Work instructions: From the material below, list every line containing "如图所示".

=== Exercise materials ===

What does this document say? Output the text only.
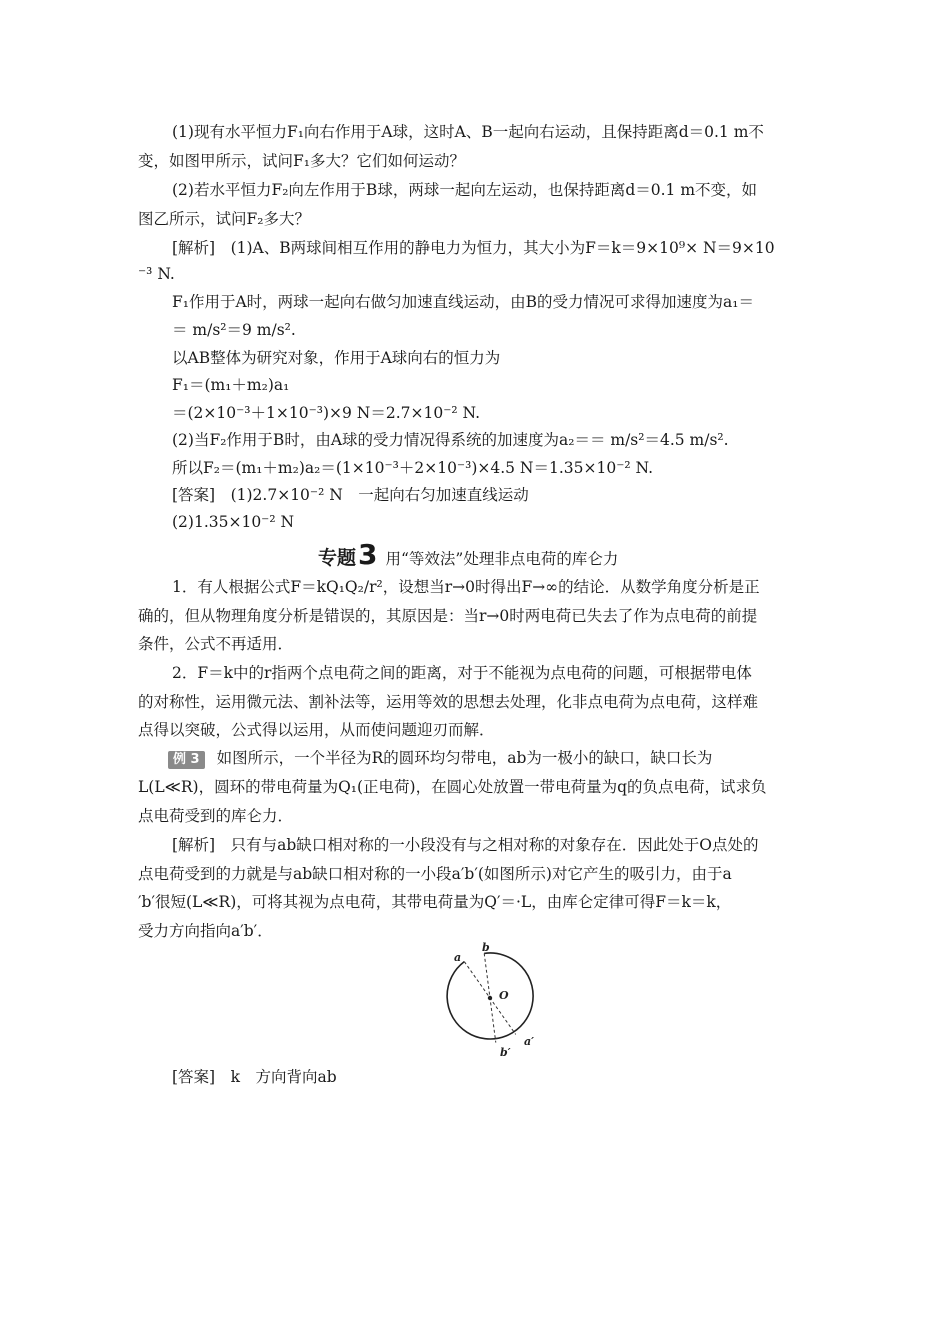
(1)现有水平恒力F₁向右作用于A球，这时A、B一起向右运动，且保持距离d＝0.1 m不
变，如图甲所示，试问F₁多大？它们如何运动？
(2)若水平恒力F₂向左作用于B球，两球一起向左运动，也保持距离d＝0.1 m不变，如
图乙所示，试问F₂多大？
[解析]　(1)A、B两球间相互作用的静电力为恒力，其大小为F＝k＝9×10⁹× N＝9×10
⁻³ N.
F₁作用于A时，两球一起向右做匀加速直线运动，由B的受力情况可求得加速度为a₁＝
＝ m/s²＝9 m/s².
以AB整体为研究对象，作用于A球向右的恒力为
F₁＝(m₁＋m₂)a₁
＝(2×10⁻³＋1×10⁻³)×9 N＝2.7×10⁻² N.
(2)当F₂作用于B时，由A球的受力情况得系统的加速度为a₂＝＝ m/s²＝4.5 m/s².
所以F₂＝(m₁＋m₂)a₂＝(1×10⁻³＋2×10⁻³)×4.5 N＝1.35×10⁻² N.
[答案]　(1)2.7×10⁻² N　一起向右匀加速直线运动
(2)1.35×10⁻² N
专题3 用“等效法”处理非点电荷的库仑力
1．有人根据公式F＝kQ₁Q₂/r²，设想当r→0时得出F→∞的结论．从数学角度分析是正
确的，但从物理角度分析是错误的，其原因是：当r→0时两电荷已失去了作为点电荷的前提
条件，公式不再适用．
2．F＝k中的r指两个点电荷之间的距离，对于不能视为点电荷的问题，可根据带电体
的对称性，运用微元法、割补法等，运用等效的思想去处理，化非点电荷为点电荷，这样难
点得以突破，公式得以运用，从而使问题迎刃而解．
例 3 如图所示，一个半径为R的圆环均匀带电，ab为一极小的缺口，缺口长为
L(L≪R)，圆环的带电荷量为Q₁(正电荷)，在圆心处放置一带电荷量为q的负点电荷，试求负
点电荷受到的库仑力．
[解析]　只有与ab缺口相对称的一小段没有与之相对称的对象存在．因此处于O点处的
点电荷受到的力就是与ab缺口相对称的一小段a′b′(如图所示)对它产生的吸引力，由于a
′b′很短(L≪R)，可将其视为点电荷，其带电荷量为Q′＝·L，由库仑定律可得F＝k＝k，
受力方向指向a′b′．
a
b
O
a′
b′
[答案]　k　方向背向ab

===

Written solution:
例 3 如图所示，一个半径为R的圆环均匀带电，ab为一极小的缺口，缺口长为
点电荷受到的力就是与ab缺口相对称的一小段a′b′(如图所示)对它产生的吸引力，由于a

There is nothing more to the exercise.